What to work on: Rewrite the items below, replacing "bbox" with "bounding box" and leaving everything else unchanged.

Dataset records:

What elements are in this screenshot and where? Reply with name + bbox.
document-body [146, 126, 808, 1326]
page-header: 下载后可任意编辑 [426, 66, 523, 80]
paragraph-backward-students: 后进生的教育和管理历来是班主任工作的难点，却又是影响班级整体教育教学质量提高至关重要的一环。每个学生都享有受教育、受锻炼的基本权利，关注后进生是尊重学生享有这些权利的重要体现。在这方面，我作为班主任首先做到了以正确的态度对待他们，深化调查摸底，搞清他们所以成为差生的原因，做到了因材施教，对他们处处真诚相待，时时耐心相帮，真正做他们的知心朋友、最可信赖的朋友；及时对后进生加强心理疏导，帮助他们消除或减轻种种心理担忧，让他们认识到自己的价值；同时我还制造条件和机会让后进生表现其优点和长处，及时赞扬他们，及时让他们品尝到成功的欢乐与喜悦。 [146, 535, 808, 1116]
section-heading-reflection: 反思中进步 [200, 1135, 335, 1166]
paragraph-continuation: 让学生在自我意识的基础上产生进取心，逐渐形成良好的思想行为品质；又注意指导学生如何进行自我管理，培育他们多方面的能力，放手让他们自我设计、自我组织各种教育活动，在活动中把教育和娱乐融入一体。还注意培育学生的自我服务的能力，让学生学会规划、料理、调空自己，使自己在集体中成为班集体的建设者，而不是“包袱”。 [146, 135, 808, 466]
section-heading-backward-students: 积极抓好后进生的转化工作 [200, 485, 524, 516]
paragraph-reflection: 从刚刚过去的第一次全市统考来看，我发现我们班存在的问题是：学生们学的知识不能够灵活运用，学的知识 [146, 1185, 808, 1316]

Reply:
What elements are in this screenshot and where? Reply with name + bounding box.
document-body [146, 126, 808, 1326]
page-header: 下载后可任意编辑 [426, 66, 523, 80]
paragraph-backward-students: 后进生的教育和管理历来是班主任工作的难点，却又是影响班级整体教育教学质量提高至关重要的一环。每个学生都享有受教育、受锻炼的基本权利，关注后进生是尊重学生享有这些权利的重要体现。在这方面，我作为班主任首先做到了以正确的态度对待他们，深化调查摸底，搞清他们所以成为差生的原因，做到了因材施教，对他们处处真诚相待，时时耐心相帮，真正做他们的知心朋友、最可信赖的朋友；及时对后进生加强心理疏导，帮助他们消除或减轻种种心理担忧，让他们认识到自己的价值；同时我还制造条件和机会让后进生表现其优点和长处，及时赞扬他们，及时让他们品尝到成功的欢乐与喜悦。 [146, 535, 808, 1116]
section-heading-reflection: 反思中进步 [200, 1135, 335, 1166]
paragraph-continuation: 让学生在自我意识的基础上产生进取心，逐渐形成良好的思想行为品质；又注意指导学生如何进行自我管理，培育他们多方面的能力，放手让他们自我设计、自我组织各种教育活动，在活动中把教育和娱乐融入一体。还注意培育学生的自我服务的能力，让学生学会规划、料理、调空自己，使自己在集体中成为班集体的建设者，而不是“包袱”。 [146, 135, 808, 466]
section-heading-backward-students: 积极抓好后进生的转化工作 [200, 485, 524, 516]
paragraph-reflection: 从刚刚过去的第一次全市统考来看，我发现我们班存在的问题是：学生们学的知识不能够灵活运用，学的知识 [146, 1185, 808, 1316]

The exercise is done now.